Your objective => Every record should be written out exactly, with the pictures left out.

Input for this task =>
_ _ _ _

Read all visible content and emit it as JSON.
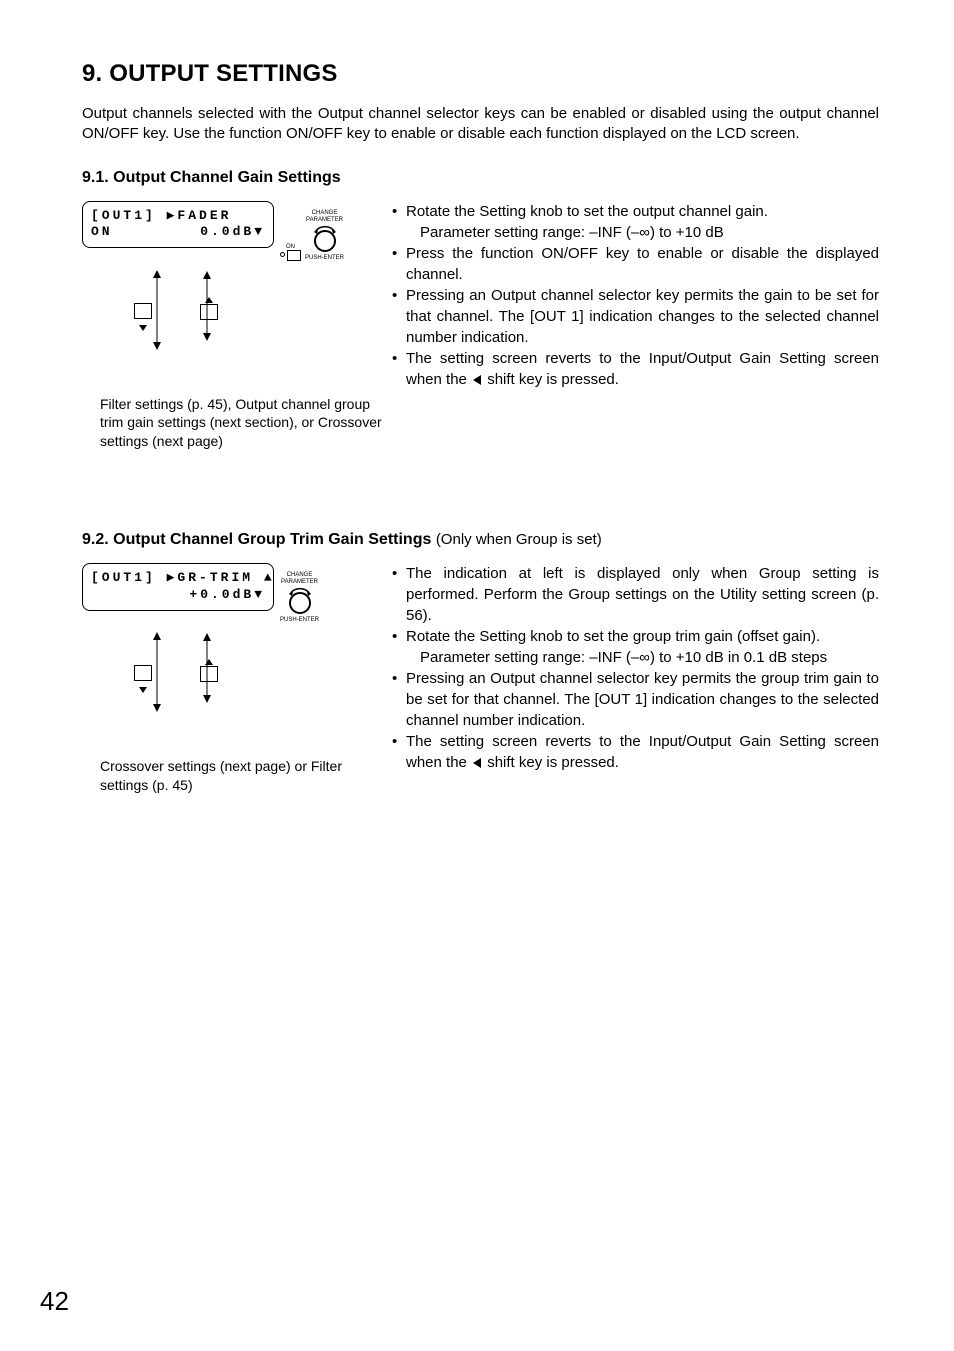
{
  "page_number": "42",
  "heading": "9. OUTPUT SETTINGS",
  "intro": "Output channels selected with the Output channel selector keys can be enabled or disabled using the output channel ON/OFF key. Use the function ON/OFF key to enable or disable each function displayed on the LCD screen.",
  "section1": {
    "title": "9.1. Output Channel Gain Settings",
    "lcd_line1": "[OUT1] ▶FADER",
    "lcd_line2_left": "ON",
    "lcd_line2_right": "0.0dB▼",
    "on_label": "ON",
    "knob_top1": "CHANGE",
    "knob_top2": "PARAMETER",
    "knob_bottom": "PUSH-ENTER",
    "nav_caption": "Filter settings (p. 45), Output channel group trim gain settings (next section), or Crossover settings (next page)",
    "bullets": [
      {
        "text": "Rotate the Setting knob to set the output channel gain.",
        "sub": "Parameter setting range: –INF (–∞) to +10 dB"
      },
      {
        "text": "Press the function ON/OFF key to enable or disable the displayed channel."
      },
      {
        "text": "Pressing an Output channel selector key permits the gain to be set for that channel. The [OUT 1] indication changes to the selected channel number indication."
      },
      {
        "text": "The setting screen reverts to the Input/Output Gain Setting screen when the ",
        "has_arrow": true,
        "tail": " shift key is pressed."
      }
    ]
  },
  "section2": {
    "title": "9.2. Output Channel Group Trim Gain Settings",
    "qualifier": "(Only when Group is set)",
    "lcd_line1": "[OUT1] ▶GR-TRIM ▲",
    "lcd_line2_left": "",
    "lcd_line2_right": "+0.0dB▼",
    "knob_top1": "CHANGE",
    "knob_top2": "PARAMETER",
    "knob_bottom": "PUSH-ENTER",
    "nav_caption": "Crossover settings (next page) or Filter settings (p. 45)",
    "bullets": [
      {
        "text": "The indication at left is displayed only when Group setting is performed. Perform the Group settings on the Utility setting screen (p. 56)."
      },
      {
        "text": "Rotate the Setting knob to set the group trim gain (offset gain).",
        "sub": "Parameter setting range: –INF (–∞) to +10 dB in 0.1 dB steps"
      },
      {
        "text": "Pressing an Output channel selector key permits the group trim gain to be set for that channel. The [OUT 1] indication changes to the selected channel number indication."
      },
      {
        "text": "The setting screen reverts to the Input/Output Gain Setting screen when the ",
        "has_arrow": true,
        "tail": " shift key is pressed."
      }
    ]
  }
}
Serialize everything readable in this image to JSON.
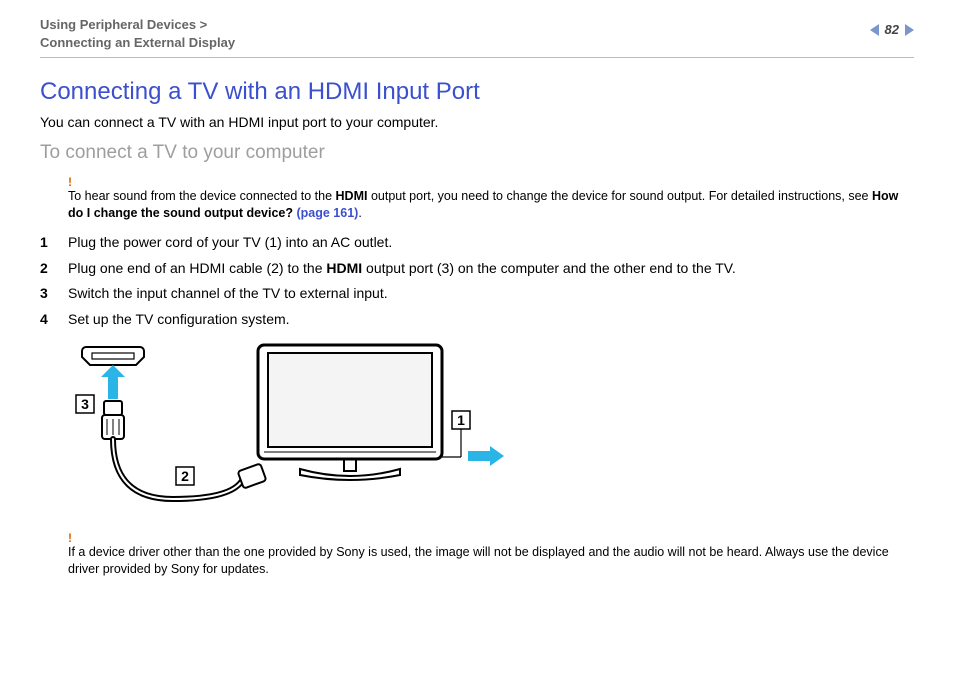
{
  "header": {
    "breadcrumb_line1": "Using Peripheral Devices >",
    "breadcrumb_line2": "Connecting an External Display",
    "page_number": "82"
  },
  "title": "Connecting a TV with an HDMI Input Port",
  "intro": "You can connect a TV with an HDMI input port to your computer.",
  "subtitle": "To connect a TV to your computer",
  "note1": {
    "bang": "!",
    "pre": "To hear sound from the device connected to the ",
    "hdmi": "HDMI",
    "mid": " output port, you need to change the device for sound output. For detailed instructions, see ",
    "linklead": "How do I change the sound output device? ",
    "linkpage": "(page 161)",
    "tail": "."
  },
  "steps": [
    {
      "n": "1",
      "text": "Plug the power cord of your TV (1) into an AC outlet."
    },
    {
      "n": "2",
      "pre": "Plug one end of an HDMI cable (2) to the ",
      "strong": "HDMI",
      "post": " output port (3) on the computer and the other end to the TV."
    },
    {
      "n": "3",
      "text": "Switch the input channel of the TV to external input."
    },
    {
      "n": "4",
      "text": "Set up the TV configuration system."
    }
  ],
  "diagram": {
    "labels": {
      "one": "1",
      "two": "2",
      "three": "3"
    }
  },
  "note2": {
    "bang": "!",
    "text": "If a device driver other than the one provided by Sony is used, the image will not be displayed and the audio will not be heard. Always use the device driver provided by Sony for updates."
  }
}
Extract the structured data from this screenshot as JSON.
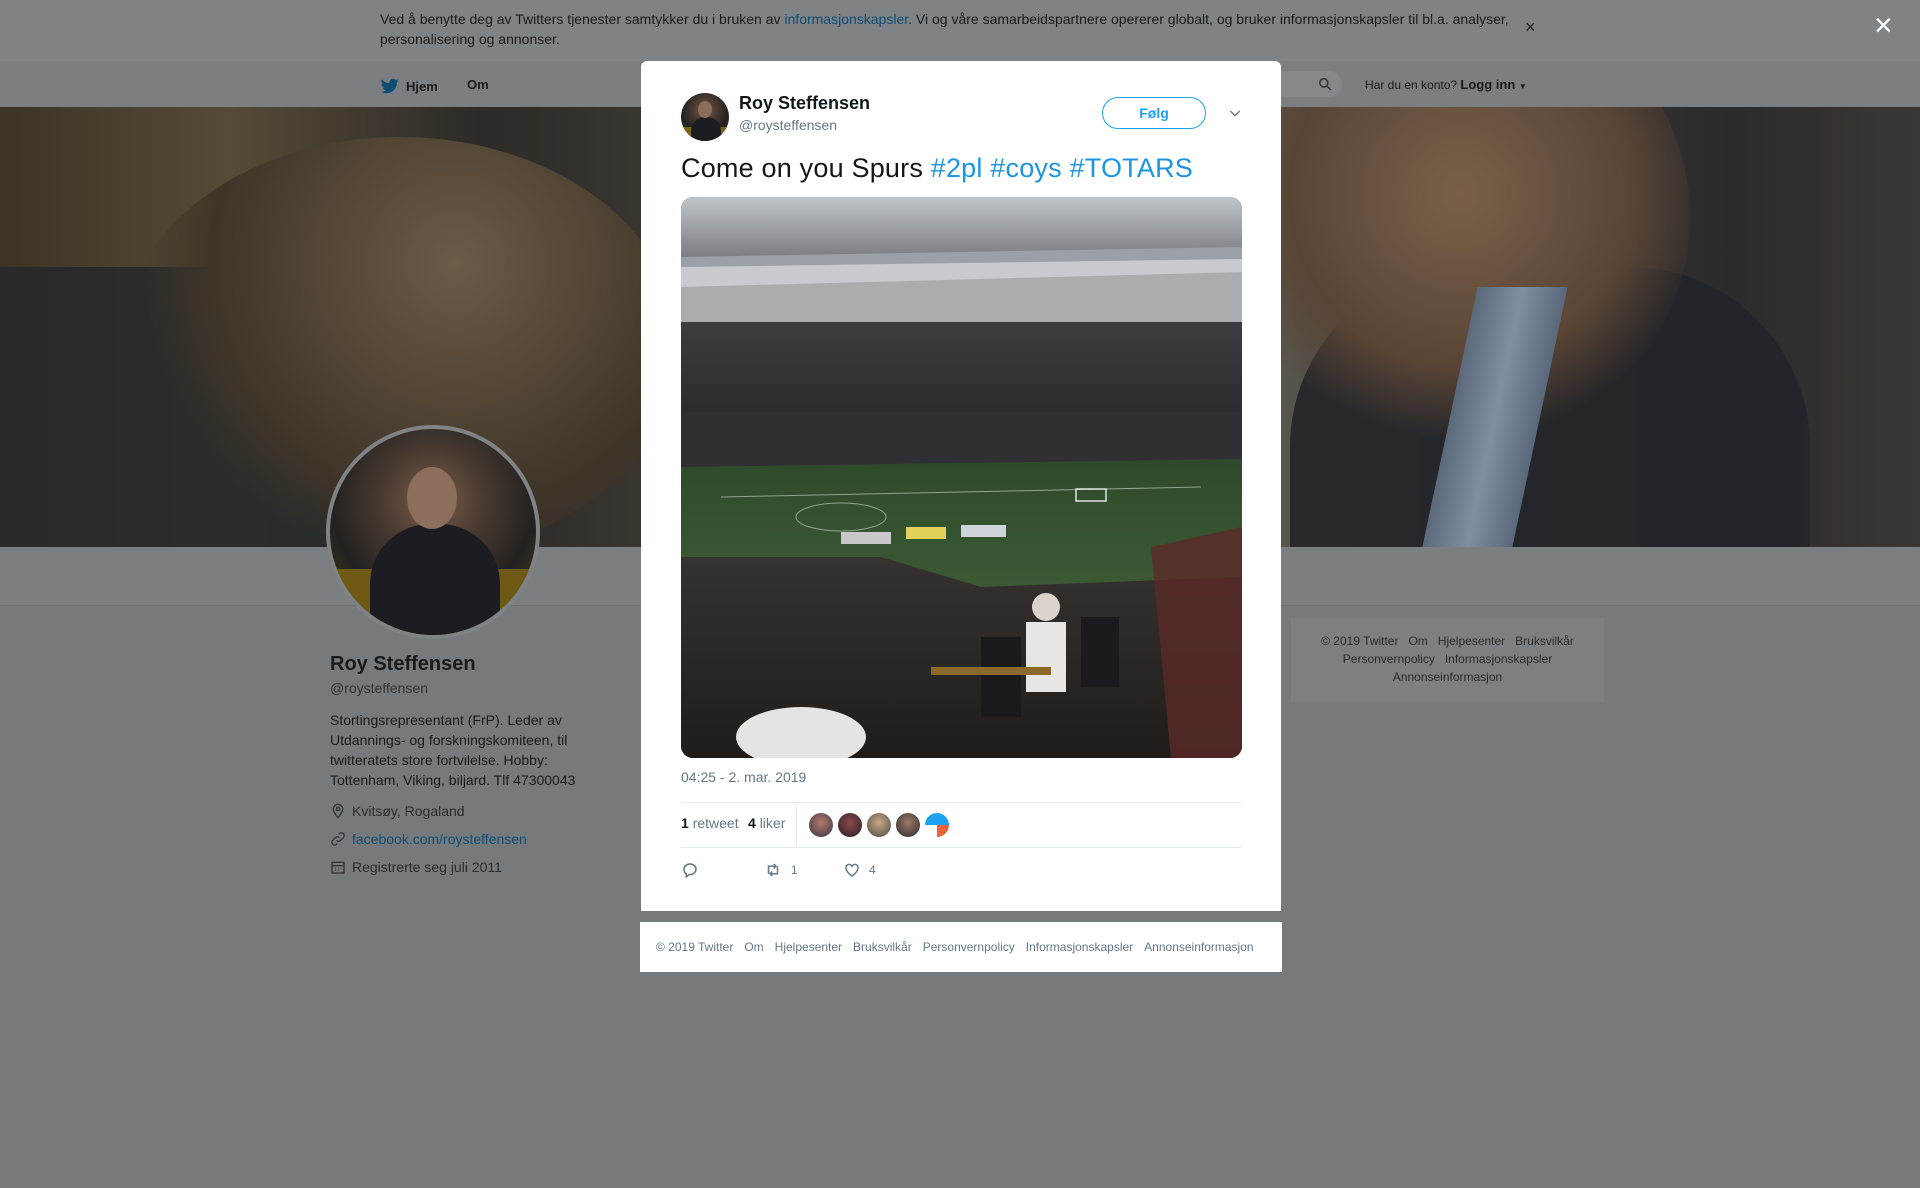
{
  "cookie": {
    "text_before": "Ved å benytte deg av Twitters tjenester samtykker du i bruken av ",
    "link": "informasjonskapsler",
    "text_after": ". Vi og våre samarbeidspartnere opererer globalt, og bruker informasjonskapsler til bl.a. analyser, personalisering og annonser.",
    "close": "×"
  },
  "nav": {
    "home": "Hjem",
    "about": "Om",
    "login_prompt": "Har du en konto?",
    "login": "Logg inn"
  },
  "profile": {
    "name": "Roy Steffensen",
    "handle": "@roysteffensen",
    "bio": "Stortingsrepresentant (FrP). Leder av Utdannings- og forskningskomiteen, til twitteratets store fortvilelse. Hobby: Tottenham, Viking, biljard. Tlf 47300043",
    "location": "Kvitsøy, Rogaland",
    "website": "facebook.com/roysteffensen",
    "joined": "Registrerte seg juli 2011"
  },
  "side_footer": {
    "items": [
      "© 2019 Twitter",
      "Om",
      "Hjelpesenter",
      "Bruksvilkår",
      "Personvernpolicy",
      "Informasjonskapsler",
      "Annonseinformasjon"
    ]
  },
  "overlay_close": "×",
  "tweet": {
    "name": "Roy Steffensen",
    "handle": "@roysteffensen",
    "follow": "Følg",
    "text": "Come on you Spurs ",
    "hashtags": [
      "#2pl",
      "#coys",
      "#TOTARS"
    ],
    "timestamp": "04:25 - 2. mar. 2019",
    "retweets_count": "1",
    "retweets_label": "retweet",
    "likes_count": "4",
    "likes_label": "liker",
    "actions": {
      "reply": "",
      "retweet": "1",
      "like": "4"
    }
  },
  "modal_footer": {
    "items": [
      "© 2019 Twitter",
      "Om",
      "Hjelpesenter",
      "Bruksvilkår",
      "Personvernpolicy",
      "Informasjonskapsler",
      "Annonseinformasjon"
    ]
  },
  "colors": {
    "accent": "#1da1f2",
    "hashtag": "#1b95e0",
    "muted": "#657786"
  }
}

_ _ _ _

Final result =>
Read all visible content and emit it as JSON.
{
  "page_number": "42",
  "heading": "9. OUTPUT SETTINGS",
  "intro": "Output channels selected with the Output channel selector keys can be enabled or disabled using the output channel ON/OFF key. Use the function ON/OFF key to enable or disable each function displayed on the LCD screen.",
  "section1": {
    "title": "9.1. Output Channel Gain Settings",
    "lcd_line1": "[OUT1] ▶FADER",
    "lcd_line2_left": "ON",
    "lcd_line2_right": "0.0dB▼",
    "on_label": "ON",
    "knob_top1": "CHANGE",
    "knob_top2": "PARAMETER",
    "knob_bottom": "PUSH-ENTER",
    "nav_caption": "Filter settings (p. 45), Output channel group trim gain settings (next section), or Crossover settings (next page)",
    "bullets": [
      {
        "text": "Rotate the Setting knob to set the output channel gain.",
        "sub": "Parameter setting range: –INF (–∞) to +10 dB"
      },
      {
        "text": "Press the function ON/OFF key to enable or disable the displayed channel."
      },
      {
        "text": "Pressing an Output channel selector key permits the gain to be set for that channel. The [OUT 1] indication changes to the selected channel number indication."
      },
      {
        "text": "The setting screen reverts to the Input/Output Gain Setting screen when the ",
        "has_arrow": true,
        "tail": " shift key is pressed."
      }
    ]
  },
  "section2": {
    "title": "9.2. Output Channel Group Trim Gain Settings",
    "qualifier": "(Only when Group is set)",
    "lcd_line1": "[OUT1] ▶GR-TRIM ▲",
    "lcd_line2_left": "",
    "lcd_line2_right": "+0.0dB▼",
    "knob_top1": "CHANGE",
    "knob_top2": "PARAMETER",
    "knob_bottom": "PUSH-ENTER",
    "nav_caption": "Crossover settings (next page) or Filter settings (p. 45)",
    "bullets": [
      {
        "text": "The indication at left is displayed only when Group setting is performed. Perform the Group settings on the Utility setting screen (p. 56)."
      },
      {
        "text": "Rotate the Setting knob to set the group trim gain (offset gain).",
        "sub": "Parameter setting range: –INF (–∞) to +10 dB in 0.1 dB steps"
      },
      {
        "text": "Pressing an Output channel selector key permits the group trim gain to be set for that channel. The [OUT 1] indication changes to the selected channel number indication."
      },
      {
        "text": "The setting screen reverts to the Input/Output Gain Setting screen when the ",
        "has_arrow": true,
        "tail": " shift key is pressed."
      }
    ]
  }
}
Serialize everything readable in this image to JSON.
{
  "header": {
    "breadcrumb_line1": "Using Peripheral Devices >",
    "breadcrumb_line2": "Connecting an External Display",
    "page_number": "82"
  },
  "title": "Connecting a TV with an HDMI Input Port",
  "intro": "You can connect a TV with an HDMI input port to your computer.",
  "subtitle": "To connect a TV to your computer",
  "note1": {
    "bang": "!",
    "pre": "To hear sound from the device connected to the ",
    "hdmi": "HDMI",
    "mid": " output port, you need to change the device for sound output. For detailed instructions, see ",
    "linklead": "How do I change the sound output device? ",
    "linkpage": "(page 161)",
    "tail": "."
  },
  "steps": [
    {
      "n": "1",
      "text": "Plug the power cord of your TV (1) into an AC outlet."
    },
    {
      "n": "2",
      "pre": "Plug one end of an HDMI cable (2) to the ",
      "strong": "HDMI",
      "post": " output port (3) on the computer and the other end to the TV."
    },
    {
      "n": "3",
      "text": "Switch the input channel of the TV to external input."
    },
    {
      "n": "4",
      "text": "Set up the TV configuration system."
    }
  ],
  "diagram": {
    "labels": {
      "one": "1",
      "two": "2",
      "three": "3"
    }
  },
  "note2": {
    "bang": "!",
    "text": "If a device driver other than the one provided by Sony is used, the image will not be displayed and the audio will not be heard. Always use the device driver provided by Sony for updates."
  }
}
Extract the structured data from this screenshot as JSON.
{
  "cookie": {
    "text_before": "Ved å benytte deg av Twitters tjenester samtykker du i bruken av ",
    "link": "informasjonskapsler",
    "text_after": ". Vi og våre samarbeidspartnere opererer globalt, og bruker informasjonskapsler til bl.a. analyser, personalisering og annonser.",
    "close": "×"
  },
  "nav": {
    "home": "Hjem",
    "about": "Om",
    "login_prompt": "Har du en konto?",
    "login": "Logg inn"
  },
  "profile": {
    "name": "Roy Steffensen",
    "handle": "@roysteffensen",
    "bio": "Stortingsrepresentant (FrP). Leder av Utdannings- og forskningskomiteen, til twitteratets store fortvilelse. Hobby: Tottenham, Viking, biljard. Tlf 47300043",
    "location": "Kvitsøy, Rogaland",
    "website": "facebook.com/roysteffensen",
    "joined": "Registrerte seg juli 2011"
  },
  "side_footer": {
    "items": [
      "© 2019 Twitter",
      "Om",
      "Hjelpesenter",
      "Bruksvilkår",
      "Personvernpolicy",
      "Informasjonskapsler",
      "Annonseinformasjon"
    ]
  },
  "overlay_close": "×",
  "tweet": {
    "name": "Roy Steffensen",
    "handle": "@roysteffensen",
    "follow": "Følg",
    "text": "Come on you Spurs ",
    "hashtags": [
      "#2pl",
      "#coys",
      "#TOTARS"
    ],
    "timestamp": "04:25 - 2. mar. 2019",
    "retweets_count": "1",
    "retweets_label": "retweet",
    "likes_count": "4",
    "likes_label": "liker",
    "actions": {
      "reply": "",
      "retweet": "1",
      "like": "4"
    }
  },
  "modal_footer": {
    "items": [
      "© 2019 Twitter",
      "Om",
      "Hjelpesenter",
      "Bruksvilkår",
      "Personvernpolicy",
      "Informasjonskapsler",
      "Annonseinformasjon"
    ]
  },
  "colors": {
    "accent": "#1da1f2",
    "hashtag": "#1b95e0",
    "muted": "#657786"
  }
}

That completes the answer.